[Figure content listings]
----

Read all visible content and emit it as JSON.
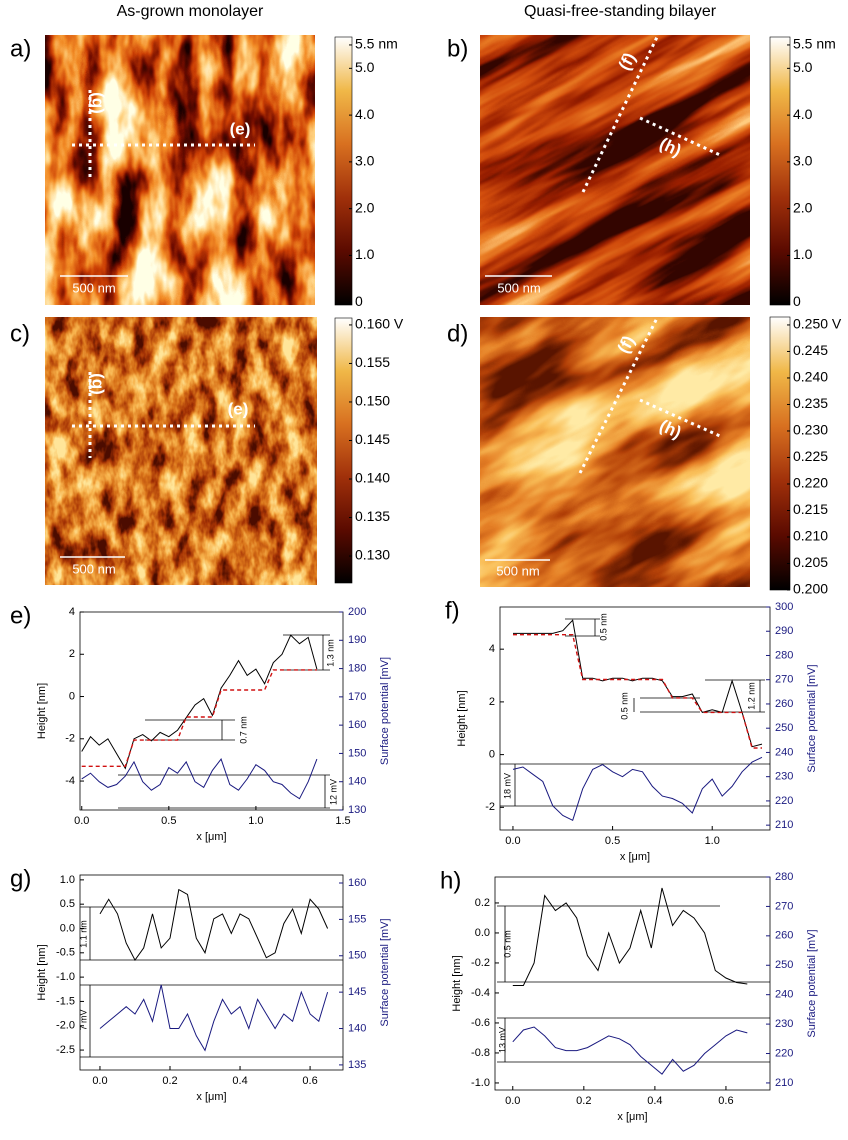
{
  "headers": [
    "As-grown monolayer",
    "Quasi-free-standing bilayer"
  ],
  "images": [
    {
      "panel": "a)",
      "scale_bar": "500 nm",
      "line_labels": [
        "(g)",
        "(e)"
      ],
      "colorbar": {
        "lim": [
          -0.06,
          5.67
        ],
        "ticks": [
          {
            "value": 5.5,
            "label": "5.5 nm"
          },
          {
            "value": 5,
            "label": "5.0"
          },
          {
            "value": 4,
            "label": "4.0"
          },
          {
            "value": 3,
            "label": "3.0"
          },
          {
            "value": 2,
            "label": "2.0"
          },
          {
            "value": 1,
            "label": "1.0"
          },
          0
        ]
      }
    },
    {
      "panel": "b)",
      "scale_bar": "500 nm",
      "line_labels": [
        "(f)",
        "(h)"
      ],
      "colorbar": {
        "lim": [
          -0.06,
          5.67
        ],
        "ticks": [
          {
            "value": 5.5,
            "label": "5.5 nm"
          },
          {
            "value": 5,
            "label": "5.0"
          },
          {
            "value": 4,
            "label": "4.0"
          },
          {
            "value": 3,
            "label": "3.0"
          },
          {
            "value": 2,
            "label": "2.0"
          },
          {
            "value": 1,
            "label": "1.0"
          },
          0
        ]
      }
    },
    {
      "panel": "c)",
      "scale_bar": "500 nm",
      "line_labels": [
        "(g)",
        "(e)"
      ],
      "colorbar": {
        "lim": [
          0.1265,
          0.1609
        ],
        "ticks": [
          {
            "value": 0.16,
            "label": "0.160 V"
          },
          {
            "value": 0.155,
            "label": "0.155"
          },
          {
            "value": 0.15,
            "label": "0.150"
          },
          0.145,
          {
            "value": 0.14,
            "label": "0.140"
          },
          0.135,
          {
            "value": 0.13,
            "label": "0.130"
          }
        ]
      }
    },
    {
      "panel": "d)",
      "scale_bar": "500 nm",
      "line_labels": [
        "(f)",
        "(h)"
      ],
      "colorbar": {
        "lim": [
          0.2,
          0.2515
        ],
        "ticks": [
          {
            "value": 0.25,
            "label": "0.250 V"
          },
          0.245,
          {
            "value": 0.24,
            "label": "0.240"
          },
          0.235,
          {
            "value": 0.23,
            "label": "0.230"
          },
          0.225,
          {
            "value": 0.22,
            "label": "0.220"
          },
          0.215,
          {
            "value": 0.21,
            "label": "0.210"
          },
          0.205,
          {
            "value": 0.2,
            "label": "0.200"
          }
        ]
      }
    }
  ],
  "chart_data": [
    {
      "type": "line",
      "panel": "e)",
      "ylabel": "Height [nm]",
      "y2label": "Surface potential [mV]",
      "xlabel": "x [μm]",
      "xlim": [
        -0.01,
        1.5
      ],
      "ylim": [
        -5.37,
        4.0
      ],
      "y2lim": [
        130,
        200
      ],
      "xticks": [
        {
          "value": 0,
          "label": "0.0"
        },
        0.5,
        {
          "value": 1,
          "label": "1.0"
        },
        1.5
      ],
      "yticks": [
        -4,
        -2,
        0,
        2,
        4
      ],
      "y2ticks": [
        130,
        140,
        150,
        160,
        170,
        180,
        190,
        200
      ],
      "x": [
        0,
        0.05,
        0.1,
        0.15,
        0.2,
        0.25,
        0.3,
        0.35,
        0.4,
        0.45,
        0.5,
        0.55,
        0.6,
        0.65,
        0.7,
        0.75,
        0.8,
        0.85,
        0.9,
        0.95,
        1.0,
        1.05,
        1.1,
        1.15,
        1.2,
        1.25,
        1.3,
        1.35
      ],
      "series": [
        {
          "color": "#000000",
          "values": [
            -2.6,
            -1.9,
            -2.3,
            -2.0,
            -2.7,
            -3.4,
            -2.0,
            -1.8,
            -2.1,
            -1.7,
            -1.9,
            -1.6,
            -1.0,
            -0.4,
            -0.1,
            -0.9,
            0.4,
            1.0,
            1.7,
            1.0,
            1.3,
            0.6,
            1.6,
            2.0,
            2.9,
            2.5,
            2.8,
            1.3
          ]
        },
        {
          "color": "#d01010",
          "linestyle": "dashed",
          "values": [
            -3.3,
            -3.3,
            -3.3,
            -3.3,
            -3.3,
            -3.3,
            -2.06,
            -2.06,
            -2.06,
            -2.06,
            -2.06,
            -2.06,
            -0.97,
            -0.97,
            -0.97,
            -0.97,
            0.31,
            0.31,
            0.31,
            0.31,
            0.31,
            0.31,
            1.26,
            1.26,
            1.26,
            1.26,
            1.26,
            1.26
          ]
        },
        {
          "color": "#1a1a80",
          "axis": "y2",
          "values": [
            141,
            143,
            140,
            138,
            139,
            142,
            147,
            140,
            137,
            139,
            145,
            143,
            147,
            140,
            138,
            144,
            148,
            139,
            137,
            141,
            146,
            144,
            140,
            139,
            136,
            134,
            140,
            148
          ]
        }
      ],
      "annotations": [
        "1.3 nm",
        "0.7 nm",
        "12 mV"
      ]
    },
    {
      "type": "line",
      "panel": "f)",
      "ylabel": "Height [nm]",
      "y2label": "Surface potential [mV]",
      "xlabel": "x [μm]",
      "xlim": [
        -0.065,
        1.29
      ],
      "ylim": [
        -2.86,
        5.6
      ],
      "y2lim": [
        208,
        300
      ],
      "xticks": [
        {
          "value": 0,
          "label": "0.0"
        },
        0.5,
        {
          "value": 1,
          "label": "1.0"
        }
      ],
      "yticks": [
        -2,
        0,
        2,
        4
      ],
      "y2ticks": [
        210,
        220,
        230,
        240,
        250,
        260,
        270,
        280,
        290,
        300
      ],
      "x": [
        0,
        0.05,
        0.1,
        0.15,
        0.2,
        0.25,
        0.3,
        0.35,
        0.4,
        0.45,
        0.5,
        0.55,
        0.6,
        0.65,
        0.7,
        0.75,
        0.8,
        0.85,
        0.9,
        0.95,
        1.0,
        1.05,
        1.1,
        1.15,
        1.2,
        1.25
      ],
      "series": [
        {
          "color": "#000000",
          "values": [
            4.6,
            4.6,
            4.6,
            4.6,
            4.6,
            4.7,
            5.1,
            2.9,
            2.9,
            2.8,
            2.9,
            2.9,
            2.8,
            2.9,
            2.9,
            2.8,
            2.2,
            2.2,
            2.3,
            1.6,
            1.7,
            1.6,
            2.8,
            1.6,
            0.3,
            0.4
          ]
        },
        {
          "color": "#d01010",
          "linestyle": "dashed",
          "values": [
            4.55,
            4.55,
            4.55,
            4.55,
            4.55,
            4.55,
            4.55,
            2.85,
            2.85,
            2.85,
            2.85,
            2.85,
            2.85,
            2.85,
            2.85,
            2.85,
            2.15,
            2.15,
            2.15,
            1.6,
            1.6,
            1.6,
            1.6,
            1.6,
            0.25,
            0.25
          ]
        },
        {
          "color": "#1a1a80",
          "axis": "y2",
          "values": [
            233,
            234,
            231,
            228,
            218,
            214,
            212,
            225,
            233,
            235,
            232,
            230,
            233,
            232,
            226,
            222,
            221,
            219,
            215,
            225,
            229,
            222,
            226,
            232,
            236,
            238
          ]
        }
      ],
      "annotations": [
        "0.5 nm",
        "0.5 nm",
        "1.2 nm",
        "18 mV"
      ]
    },
    {
      "type": "line",
      "panel": "g)",
      "ylabel": "Height [nm]",
      "y2label": "Surface potential [mV]",
      "xlabel": "x [μm]",
      "xlim": [
        -0.057,
        0.694
      ],
      "ylim": [
        -2.91,
        1.1
      ],
      "y2lim": [
        134.3,
        161.1
      ],
      "xticks": [
        {
          "value": 0,
          "label": "0.0"
        },
        0.2,
        0.4,
        0.6
      ],
      "yticks": [
        {
          "value": 1,
          "label": "1.0"
        },
        0.5,
        {
          "value": 0,
          "label": "0.0"
        },
        -0.5,
        {
          "value": -1,
          "label": "-1.0"
        },
        -1.5,
        {
          "value": -2,
          "label": "-2.0"
        },
        -2.5
      ],
      "y2ticks": [
        135,
        140,
        145,
        150,
        155,
        160
      ],
      "x": [
        0,
        0.025,
        0.05,
        0.075,
        0.1,
        0.125,
        0.15,
        0.175,
        0.2,
        0.225,
        0.25,
        0.275,
        0.3,
        0.325,
        0.35,
        0.375,
        0.4,
        0.425,
        0.45,
        0.475,
        0.5,
        0.525,
        0.55,
        0.575,
        0.6,
        0.625,
        0.65
      ],
      "series": [
        {
          "color": "#000000",
          "values": [
            0.3,
            0.6,
            0.3,
            -0.3,
            -0.65,
            -0.4,
            0.3,
            -0.4,
            -0.2,
            0.8,
            0.7,
            -0.2,
            -0.5,
            0.2,
            0.3,
            -0.1,
            0.3,
            0.2,
            -0.2,
            -0.6,
            -0.5,
            0.1,
            0.4,
            -0.1,
            0.6,
            0.4,
            0.0
          ]
        },
        {
          "color": "#1a1a80",
          "axis": "y2",
          "values": [
            140,
            141,
            142,
            143,
            142,
            144,
            141,
            146,
            140,
            140,
            142,
            139,
            137,
            141,
            144,
            142,
            143,
            140,
            144,
            142,
            140,
            142,
            141,
            145,
            142,
            141,
            145
          ]
        }
      ],
      "annotations": [
        "1.1 nm",
        "7 mV"
      ]
    },
    {
      "type": "line",
      "panel": "h)",
      "ylabel": "Height [nm]",
      "y2label": "Surface potential [mV]",
      "xlabel": "x [μm]",
      "xlim": [
        -0.05,
        0.724
      ],
      "ylim": [
        -1.047,
        0.373
      ],
      "y2lim": [
        207.6,
        280
      ],
      "xticks": [
        {
          "value": 0,
          "label": "0.0"
        },
        0.2,
        0.4,
        0.6
      ],
      "yticks": [
        0.2,
        {
          "value": 0,
          "label": "0.0"
        },
        -0.2,
        -0.4,
        -0.6,
        -0.8,
        {
          "value": -1,
          "label": "-1.0"
        }
      ],
      "y2ticks": [
        210,
        220,
        230,
        240,
        250,
        260,
        270,
        280
      ],
      "x": [
        0,
        0.03,
        0.06,
        0.09,
        0.12,
        0.15,
        0.18,
        0.21,
        0.24,
        0.27,
        0.3,
        0.33,
        0.36,
        0.39,
        0.42,
        0.45,
        0.48,
        0.51,
        0.54,
        0.57,
        0.6,
        0.63,
        0.66
      ],
      "series": [
        {
          "color": "#000000",
          "values": [
            -0.35,
            -0.35,
            -0.2,
            0.25,
            0.15,
            0.2,
            0.1,
            -0.15,
            -0.25,
            0.0,
            -0.2,
            -0.1,
            0.15,
            -0.1,
            0.3,
            0.05,
            0.15,
            0.1,
            0.0,
            -0.25,
            -0.3,
            -0.33,
            -0.34
          ]
        },
        {
          "color": "#1a1a80",
          "axis": "y2",
          "values": [
            224,
            228,
            229,
            226,
            222,
            221,
            221,
            222,
            224,
            226,
            225,
            223,
            219,
            216,
            213,
            218,
            214,
            216,
            220,
            223,
            226,
            228,
            227
          ]
        }
      ],
      "annotations": [
        "0.5 nm",
        "13 mV"
      ]
    }
  ]
}
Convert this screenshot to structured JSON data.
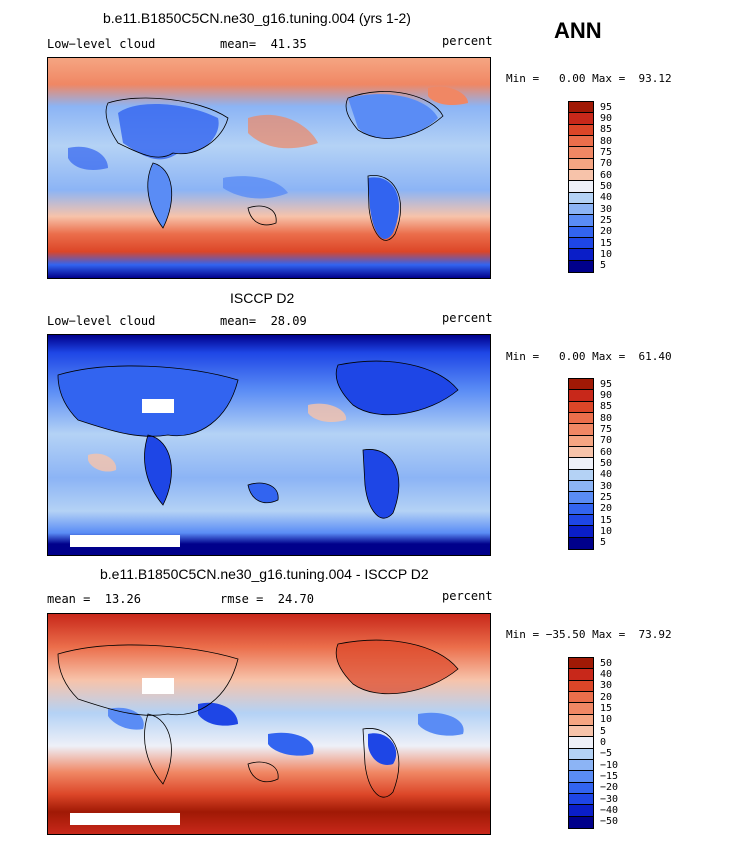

----

▶ _Exercise goal_:
Go through the records and pull out each line that includes the word "JSON".

▶ _Output for this exercise_:
Read all visible content and emit it as JSON.
Convert this screenshot to structured JSON data.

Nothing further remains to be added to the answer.